### [STATED PROBLEM]
Write out the entire listing below exactly as it appears, minus any pictures.

[START OF MATERIAL FOR THE TASK]

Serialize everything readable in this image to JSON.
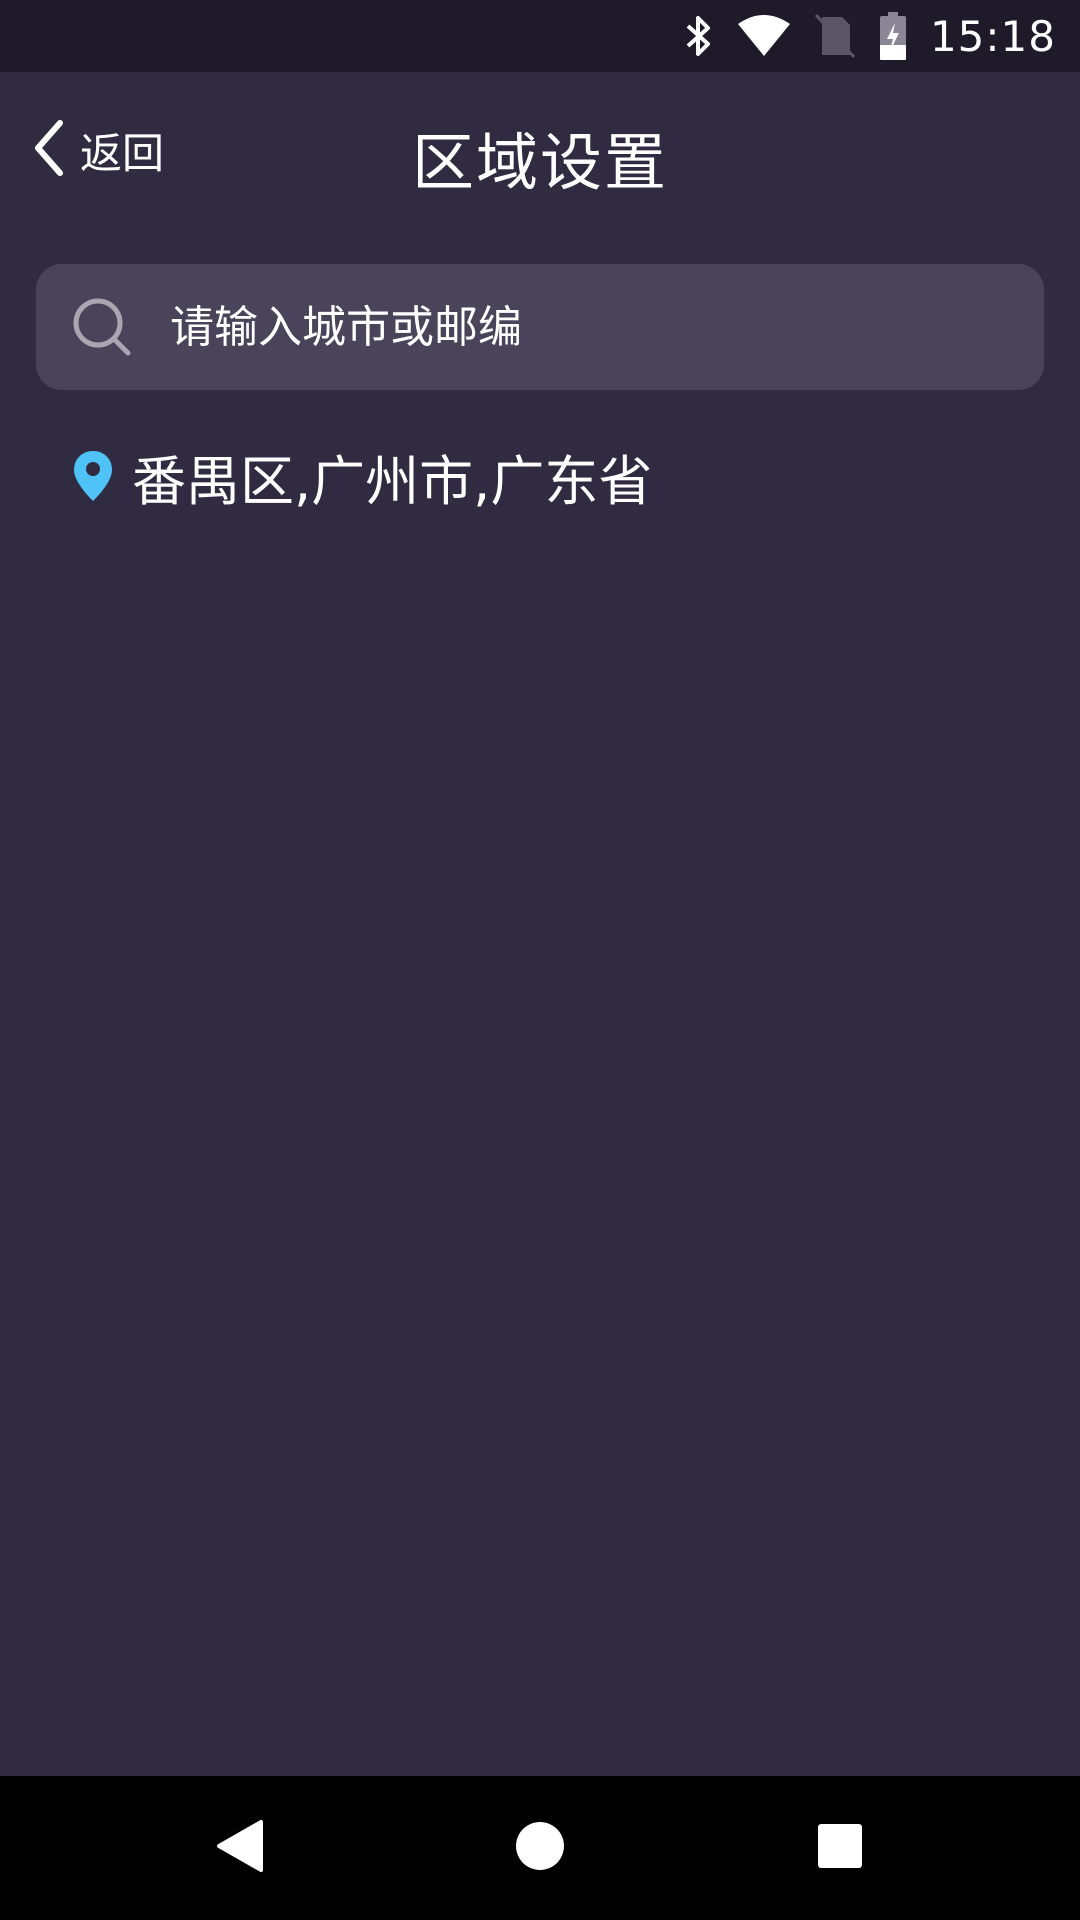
{
  "status_bar": {
    "time": "15:18",
    "icons": [
      "bluetooth-icon",
      "wifi-icon",
      "no-sim-icon",
      "battery-charging-icon"
    ]
  },
  "header": {
    "back_label": "返回",
    "title": "区域设置"
  },
  "search": {
    "placeholder": "请输入城市或邮编",
    "value": ""
  },
  "location": {
    "text": "番禺区,广州市,广东省",
    "pin_color": "#4fc3f7"
  },
  "nav_bar": {
    "buttons": [
      "back-triangle-icon",
      "home-circle-icon",
      "recent-apps-square-icon"
    ]
  },
  "colors": {
    "background": "#302b40",
    "status_bar": "#1e1a29",
    "search_box": "#49445a",
    "nav_bar": "#000000"
  }
}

[END OF MATERIAL FOR THE TASK]

### [RESPONSE FOR THIS EXERCISE]
Serialize everything readable in this image to JSON.
{
  "status_bar": {
    "time": "15:18",
    "icons": [
      "bluetooth-icon",
      "wifi-icon",
      "no-sim-icon",
      "battery-charging-icon"
    ]
  },
  "header": {
    "back_label": "返回",
    "title": "区域设置"
  },
  "search": {
    "placeholder": "请输入城市或邮编",
    "value": ""
  },
  "location": {
    "text": "番禺区,广州市,广东省",
    "pin_color": "#4fc3f7"
  },
  "nav_bar": {
    "buttons": [
      "back-triangle-icon",
      "home-circle-icon",
      "recent-apps-square-icon"
    ]
  },
  "colors": {
    "background": "#302b40",
    "status_bar": "#1e1a29",
    "search_box": "#49445a",
    "nav_bar": "#000000"
  }
}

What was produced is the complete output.